Figure record extracts

--

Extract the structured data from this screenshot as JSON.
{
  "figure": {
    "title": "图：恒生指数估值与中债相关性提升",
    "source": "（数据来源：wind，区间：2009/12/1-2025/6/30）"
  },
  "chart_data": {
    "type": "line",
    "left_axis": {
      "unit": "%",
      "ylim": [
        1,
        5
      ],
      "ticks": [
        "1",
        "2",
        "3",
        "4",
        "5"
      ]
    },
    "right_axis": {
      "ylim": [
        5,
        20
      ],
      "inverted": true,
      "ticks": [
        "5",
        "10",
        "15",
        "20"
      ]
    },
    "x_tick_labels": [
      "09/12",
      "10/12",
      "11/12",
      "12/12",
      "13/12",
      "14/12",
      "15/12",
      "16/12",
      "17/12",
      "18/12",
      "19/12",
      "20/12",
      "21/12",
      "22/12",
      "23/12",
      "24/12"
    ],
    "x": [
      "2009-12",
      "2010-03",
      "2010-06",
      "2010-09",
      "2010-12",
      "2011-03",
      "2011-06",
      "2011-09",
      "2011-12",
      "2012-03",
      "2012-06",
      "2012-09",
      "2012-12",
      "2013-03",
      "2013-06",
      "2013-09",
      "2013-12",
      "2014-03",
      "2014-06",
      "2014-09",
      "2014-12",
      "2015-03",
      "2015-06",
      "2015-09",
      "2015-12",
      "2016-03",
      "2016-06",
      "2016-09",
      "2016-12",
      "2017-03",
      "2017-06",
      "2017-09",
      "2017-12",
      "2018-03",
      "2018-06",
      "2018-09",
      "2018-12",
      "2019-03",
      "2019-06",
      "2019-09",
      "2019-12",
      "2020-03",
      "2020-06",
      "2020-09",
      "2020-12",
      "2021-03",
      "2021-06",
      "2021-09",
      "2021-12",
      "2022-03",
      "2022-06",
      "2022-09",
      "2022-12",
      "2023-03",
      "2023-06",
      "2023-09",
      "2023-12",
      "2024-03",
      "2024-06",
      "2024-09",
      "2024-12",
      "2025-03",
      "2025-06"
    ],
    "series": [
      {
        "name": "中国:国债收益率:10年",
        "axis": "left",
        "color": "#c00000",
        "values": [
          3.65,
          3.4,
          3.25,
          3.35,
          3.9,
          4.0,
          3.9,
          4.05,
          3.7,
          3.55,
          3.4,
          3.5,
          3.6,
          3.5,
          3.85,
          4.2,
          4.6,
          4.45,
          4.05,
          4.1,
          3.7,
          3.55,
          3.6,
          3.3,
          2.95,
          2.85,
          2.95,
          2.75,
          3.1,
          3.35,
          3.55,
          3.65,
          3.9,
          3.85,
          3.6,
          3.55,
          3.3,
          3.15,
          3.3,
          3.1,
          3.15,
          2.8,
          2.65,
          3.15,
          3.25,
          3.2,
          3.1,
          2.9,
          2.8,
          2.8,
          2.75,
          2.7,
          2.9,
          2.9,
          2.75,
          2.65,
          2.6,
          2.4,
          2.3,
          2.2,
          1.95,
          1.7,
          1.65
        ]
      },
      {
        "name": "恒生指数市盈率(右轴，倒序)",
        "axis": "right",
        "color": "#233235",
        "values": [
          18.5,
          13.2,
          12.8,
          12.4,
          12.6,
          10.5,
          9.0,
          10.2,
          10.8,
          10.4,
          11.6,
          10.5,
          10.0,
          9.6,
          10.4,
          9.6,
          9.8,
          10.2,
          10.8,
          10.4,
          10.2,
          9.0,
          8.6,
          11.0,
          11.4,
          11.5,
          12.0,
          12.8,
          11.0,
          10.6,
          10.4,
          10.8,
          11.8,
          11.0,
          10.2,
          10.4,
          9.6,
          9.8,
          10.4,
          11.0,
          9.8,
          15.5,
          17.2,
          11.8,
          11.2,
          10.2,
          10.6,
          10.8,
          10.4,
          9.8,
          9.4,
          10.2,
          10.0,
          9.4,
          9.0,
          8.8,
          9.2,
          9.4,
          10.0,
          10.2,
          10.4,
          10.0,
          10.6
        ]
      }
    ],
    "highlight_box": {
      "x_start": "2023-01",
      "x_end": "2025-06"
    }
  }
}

--

▶ **TASK TO CARRY OUT**: Write out the material from the first line to the last, exactly.

▶ **OUTPUT FOR THIS EXERCISE**:
Extract the structured data from this screenshot as JSON.
{
  "figure": {
    "title": "图：恒生指数估值与中债相关性提升",
    "source": "（数据来源：wind，区间：2009/12/1-2025/6/30）"
  },
  "chart_data": {
    "type": "line",
    "left_axis": {
      "unit": "%",
      "ylim": [
        1,
        5
      ],
      "ticks": [
        "1",
        "2",
        "3",
        "4",
        "5"
      ]
    },
    "right_axis": {
      "ylim": [
        5,
        20
      ],
      "inverted": true,
      "ticks": [
        "5",
        "10",
        "15",
        "20"
      ]
    },
    "x_tick_labels": [
      "09/12",
      "10/12",
      "11/12",
      "12/12",
      "13/12",
      "14/12",
      "15/12",
      "16/12",
      "17/12",
      "18/12",
      "19/12",
      "20/12",
      "21/12",
      "22/12",
      "23/12",
      "24/12"
    ],
    "x": [
      "2009-12",
      "2010-03",
      "2010-06",
      "2010-09",
      "2010-12",
      "2011-03",
      "2011-06",
      "2011-09",
      "2011-12",
      "2012-03",
      "2012-06",
      "2012-09",
      "2012-12",
      "2013-03",
      "2013-06",
      "2013-09",
      "2013-12",
      "2014-03",
      "2014-06",
      "2014-09",
      "2014-12",
      "2015-03",
      "2015-06",
      "2015-09",
      "2015-12",
      "2016-03",
      "2016-06",
      "2016-09",
      "2016-12",
      "2017-03",
      "2017-06",
      "2017-09",
      "2017-12",
      "2018-03",
      "2018-06",
      "2018-09",
      "2018-12",
      "2019-03",
      "2019-06",
      "2019-09",
      "2019-12",
      "2020-03",
      "2020-06",
      "2020-09",
      "2020-12",
      "2021-03",
      "2021-06",
      "2021-09",
      "2021-12",
      "2022-03",
      "2022-06",
      "2022-09",
      "2022-12",
      "2023-03",
      "2023-06",
      "2023-09",
      "2023-12",
      "2024-03",
      "2024-06",
      "2024-09",
      "2024-12",
      "2025-03",
      "2025-06"
    ],
    "series": [
      {
        "name": "中国:国债收益率:10年",
        "axis": "left",
        "color": "#c00000",
        "values": [
          3.65,
          3.4,
          3.25,
          3.35,
          3.9,
          4.0,
          3.9,
          4.05,
          3.7,
          3.55,
          3.4,
          3.5,
          3.6,
          3.5,
          3.85,
          4.2,
          4.6,
          4.45,
          4.05,
          4.1,
          3.7,
          3.55,
          3.6,
          3.3,
          2.95,
          2.85,
          2.95,
          2.75,
          3.1,
          3.35,
          3.55,
          3.65,
          3.9,
          3.85,
          3.6,
          3.55,
          3.3,
          3.15,
          3.3,
          3.1,
          3.15,
          2.8,
          2.65,
          3.15,
          3.25,
          3.2,
          3.1,
          2.9,
          2.8,
          2.8,
          2.75,
          2.7,
          2.9,
          2.9,
          2.75,
          2.65,
          2.6,
          2.4,
          2.3,
          2.2,
          1.95,
          1.7,
          1.65
        ]
      },
      {
        "name": "恒生指数市盈率(右轴，倒序)",
        "axis": "right",
        "color": "#233235",
        "values": [
          18.5,
          13.2,
          12.8,
          12.4,
          12.6,
          10.5,
          9.0,
          10.2,
          10.8,
          10.4,
          11.6,
          10.5,
          10.0,
          9.6,
          10.4,
          9.6,
          9.8,
          10.2,
          10.8,
          10.4,
          10.2,
          9.0,
          8.6,
          11.0,
          11.4,
          11.5,
          12.0,
          12.8,
          11.0,
          10.6,
          10.4,
          10.8,
          11.8,
          11.0,
          10.2,
          10.4,
          9.6,
          9.8,
          10.4,
          11.0,
          9.8,
          15.5,
          17.2,
          11.8,
          11.2,
          10.2,
          10.6,
          10.8,
          10.4,
          9.8,
          9.4,
          10.2,
          10.0,
          9.4,
          9.0,
          8.8,
          9.2,
          9.4,
          10.0,
          10.2,
          10.4,
          10.0,
          10.6
        ]
      }
    ],
    "highlight_box": {
      "x_start": "2023-01",
      "x_end": "2025-06"
    }
  }
}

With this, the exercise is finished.